= Directive =
Look through the material below. Copy every line with the string "бюджету" in it.

Stored records:
--- Start ---

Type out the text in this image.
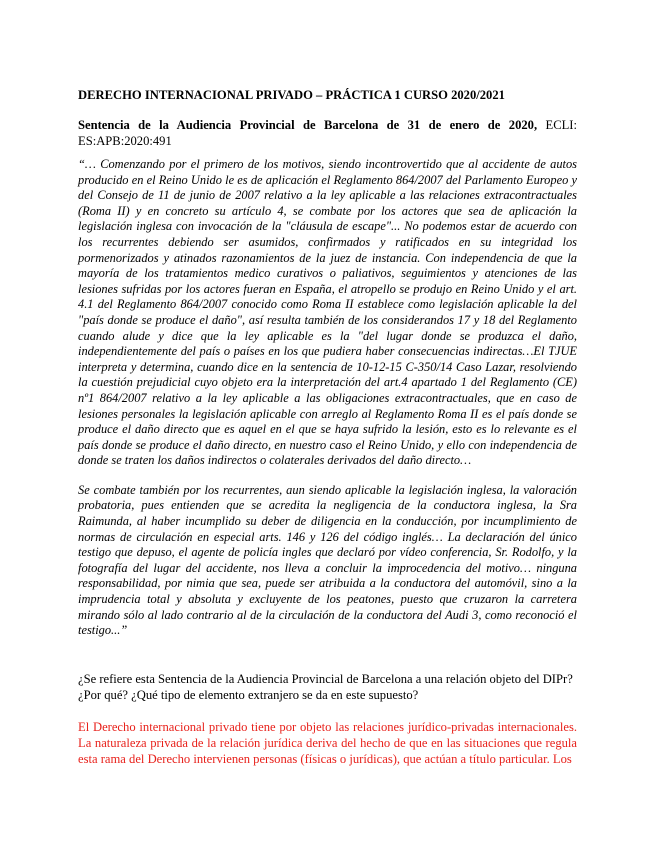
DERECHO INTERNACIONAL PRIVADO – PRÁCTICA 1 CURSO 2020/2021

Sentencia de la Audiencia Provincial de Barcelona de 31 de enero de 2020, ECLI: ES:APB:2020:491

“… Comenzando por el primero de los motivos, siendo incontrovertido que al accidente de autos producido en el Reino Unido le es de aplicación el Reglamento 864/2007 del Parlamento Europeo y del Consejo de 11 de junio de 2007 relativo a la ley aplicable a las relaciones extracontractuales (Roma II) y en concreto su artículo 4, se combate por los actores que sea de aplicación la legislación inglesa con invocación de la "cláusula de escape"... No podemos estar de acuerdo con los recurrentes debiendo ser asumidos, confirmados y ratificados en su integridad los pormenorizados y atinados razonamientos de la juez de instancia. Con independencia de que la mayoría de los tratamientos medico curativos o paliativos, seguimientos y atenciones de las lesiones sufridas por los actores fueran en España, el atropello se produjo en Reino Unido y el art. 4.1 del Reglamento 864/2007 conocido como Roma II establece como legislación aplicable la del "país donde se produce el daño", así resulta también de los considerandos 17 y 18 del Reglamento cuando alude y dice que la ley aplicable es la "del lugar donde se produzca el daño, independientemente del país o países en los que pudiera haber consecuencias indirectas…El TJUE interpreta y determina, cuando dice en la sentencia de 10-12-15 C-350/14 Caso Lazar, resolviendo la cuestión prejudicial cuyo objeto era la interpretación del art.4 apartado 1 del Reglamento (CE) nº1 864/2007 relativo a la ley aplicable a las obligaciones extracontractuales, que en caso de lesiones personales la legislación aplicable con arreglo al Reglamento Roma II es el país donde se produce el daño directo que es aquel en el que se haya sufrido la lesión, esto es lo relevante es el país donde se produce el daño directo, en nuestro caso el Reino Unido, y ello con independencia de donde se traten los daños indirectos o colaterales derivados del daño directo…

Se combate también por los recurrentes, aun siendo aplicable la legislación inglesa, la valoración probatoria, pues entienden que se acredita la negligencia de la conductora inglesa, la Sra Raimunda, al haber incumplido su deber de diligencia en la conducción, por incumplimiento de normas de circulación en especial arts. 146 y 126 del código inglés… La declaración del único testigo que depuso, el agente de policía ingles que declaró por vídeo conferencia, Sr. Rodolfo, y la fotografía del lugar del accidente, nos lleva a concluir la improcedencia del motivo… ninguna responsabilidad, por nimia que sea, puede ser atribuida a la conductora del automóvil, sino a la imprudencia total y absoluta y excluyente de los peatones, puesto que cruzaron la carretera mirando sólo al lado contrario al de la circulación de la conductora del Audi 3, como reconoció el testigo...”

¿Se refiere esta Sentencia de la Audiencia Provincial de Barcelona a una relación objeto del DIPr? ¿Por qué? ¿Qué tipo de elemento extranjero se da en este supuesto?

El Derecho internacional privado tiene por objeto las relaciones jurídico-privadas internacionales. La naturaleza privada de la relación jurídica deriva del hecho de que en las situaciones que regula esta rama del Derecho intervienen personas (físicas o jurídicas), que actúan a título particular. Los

--- End ---
--- Start ---

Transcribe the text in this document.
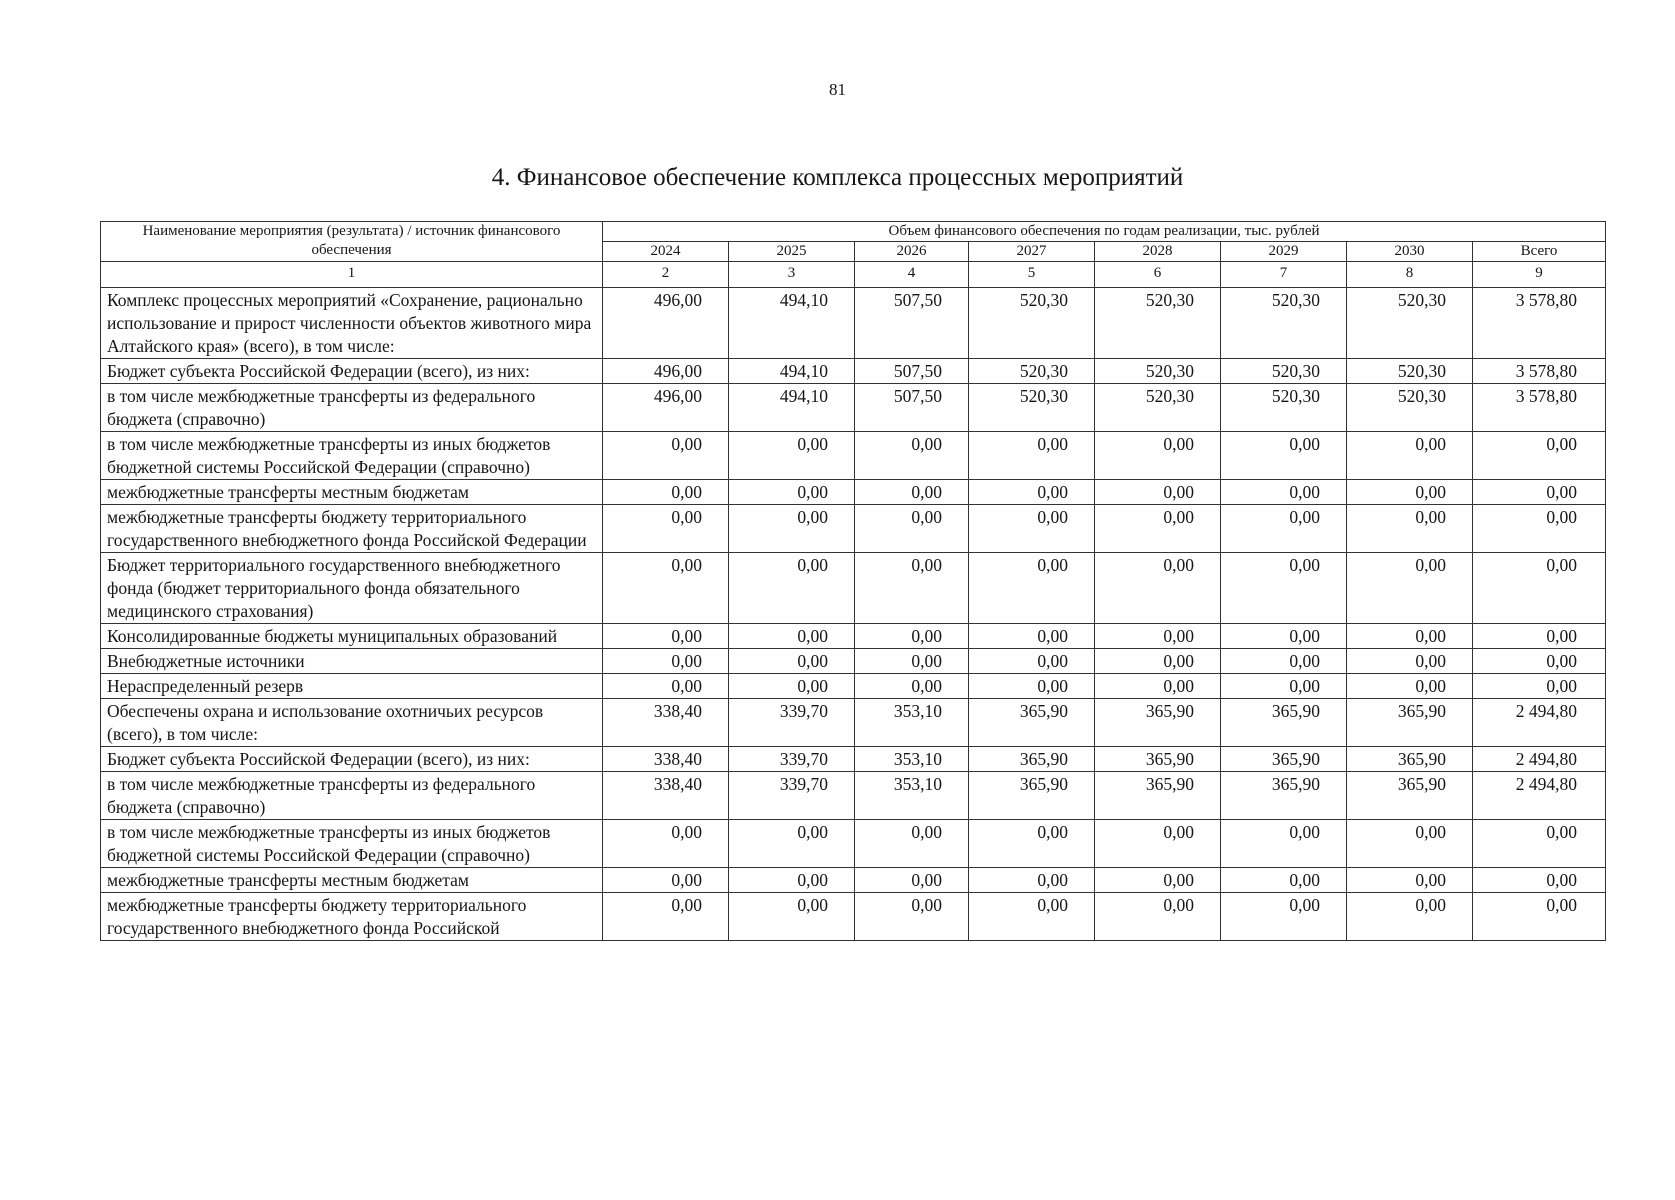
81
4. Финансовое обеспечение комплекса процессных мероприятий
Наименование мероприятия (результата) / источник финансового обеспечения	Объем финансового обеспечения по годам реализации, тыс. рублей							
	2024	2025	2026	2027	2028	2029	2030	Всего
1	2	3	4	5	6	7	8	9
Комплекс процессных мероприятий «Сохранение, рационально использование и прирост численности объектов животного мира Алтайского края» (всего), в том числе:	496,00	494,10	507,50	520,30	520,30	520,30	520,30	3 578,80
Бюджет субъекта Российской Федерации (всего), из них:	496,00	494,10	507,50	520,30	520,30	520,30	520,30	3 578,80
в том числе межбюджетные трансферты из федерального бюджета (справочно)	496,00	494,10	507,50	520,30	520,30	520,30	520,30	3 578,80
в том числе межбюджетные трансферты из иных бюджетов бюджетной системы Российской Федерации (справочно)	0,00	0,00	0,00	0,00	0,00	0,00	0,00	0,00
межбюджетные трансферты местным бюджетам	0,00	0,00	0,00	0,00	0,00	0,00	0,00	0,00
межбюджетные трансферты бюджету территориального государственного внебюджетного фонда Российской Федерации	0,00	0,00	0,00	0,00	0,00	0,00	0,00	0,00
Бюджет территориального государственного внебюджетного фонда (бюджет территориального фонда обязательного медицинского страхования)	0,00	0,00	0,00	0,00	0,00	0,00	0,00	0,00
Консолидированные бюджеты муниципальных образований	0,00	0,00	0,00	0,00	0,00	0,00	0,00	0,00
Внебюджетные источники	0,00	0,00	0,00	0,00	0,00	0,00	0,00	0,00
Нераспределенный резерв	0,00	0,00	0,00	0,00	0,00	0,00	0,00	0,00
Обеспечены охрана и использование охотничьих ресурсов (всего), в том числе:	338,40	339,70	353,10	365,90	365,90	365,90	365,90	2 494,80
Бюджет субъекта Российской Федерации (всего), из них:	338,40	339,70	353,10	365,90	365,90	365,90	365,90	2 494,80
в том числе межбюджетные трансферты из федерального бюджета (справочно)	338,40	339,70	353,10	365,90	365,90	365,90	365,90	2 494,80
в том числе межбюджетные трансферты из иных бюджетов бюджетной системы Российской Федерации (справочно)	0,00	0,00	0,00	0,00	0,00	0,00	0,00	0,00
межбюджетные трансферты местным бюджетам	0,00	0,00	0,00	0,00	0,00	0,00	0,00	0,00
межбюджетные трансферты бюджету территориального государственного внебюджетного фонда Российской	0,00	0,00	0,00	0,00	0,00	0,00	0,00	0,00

--- End ---
--- Start ---

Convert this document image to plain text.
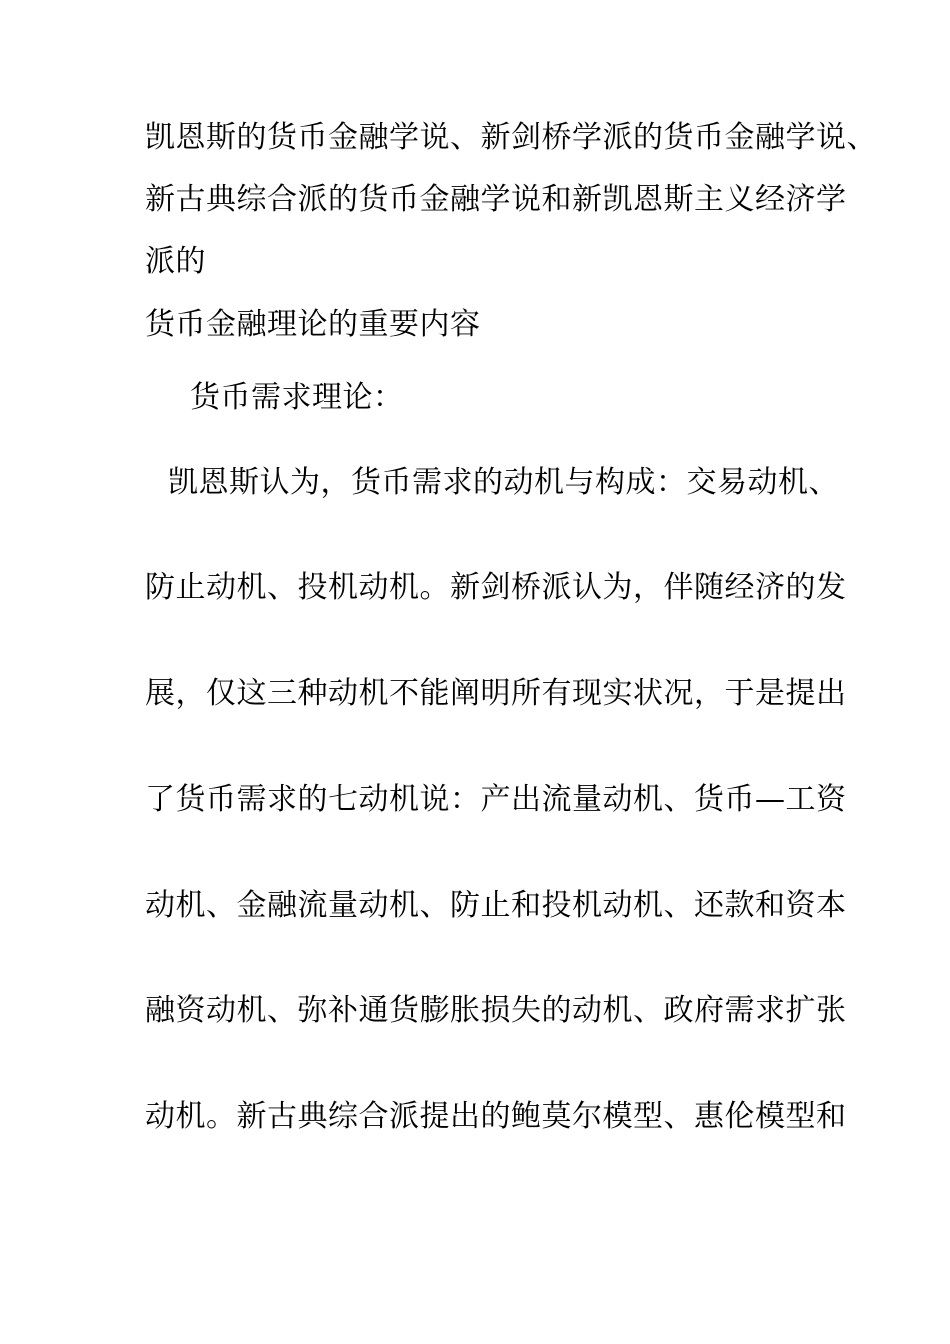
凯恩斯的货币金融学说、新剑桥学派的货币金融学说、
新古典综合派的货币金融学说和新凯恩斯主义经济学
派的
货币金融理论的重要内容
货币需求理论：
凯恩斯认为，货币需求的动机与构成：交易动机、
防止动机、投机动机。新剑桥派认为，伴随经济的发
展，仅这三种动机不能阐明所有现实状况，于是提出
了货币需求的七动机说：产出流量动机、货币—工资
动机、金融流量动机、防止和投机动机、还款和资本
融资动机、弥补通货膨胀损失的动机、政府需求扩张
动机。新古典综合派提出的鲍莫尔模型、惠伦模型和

--- End ---

= Solution =
межбюджетные трансферты бюджету территориального государственного внебюджетного фонда Российской Федерации	0,00	0,00	0,00	0,00	0,00	0,00	0,00	0,00
межбюджетные трансферты бюджету территориального государственного внебюджетного фонда Российской	0,00	0,00	0,00	0,00	0,00	0,00	0,00	0,00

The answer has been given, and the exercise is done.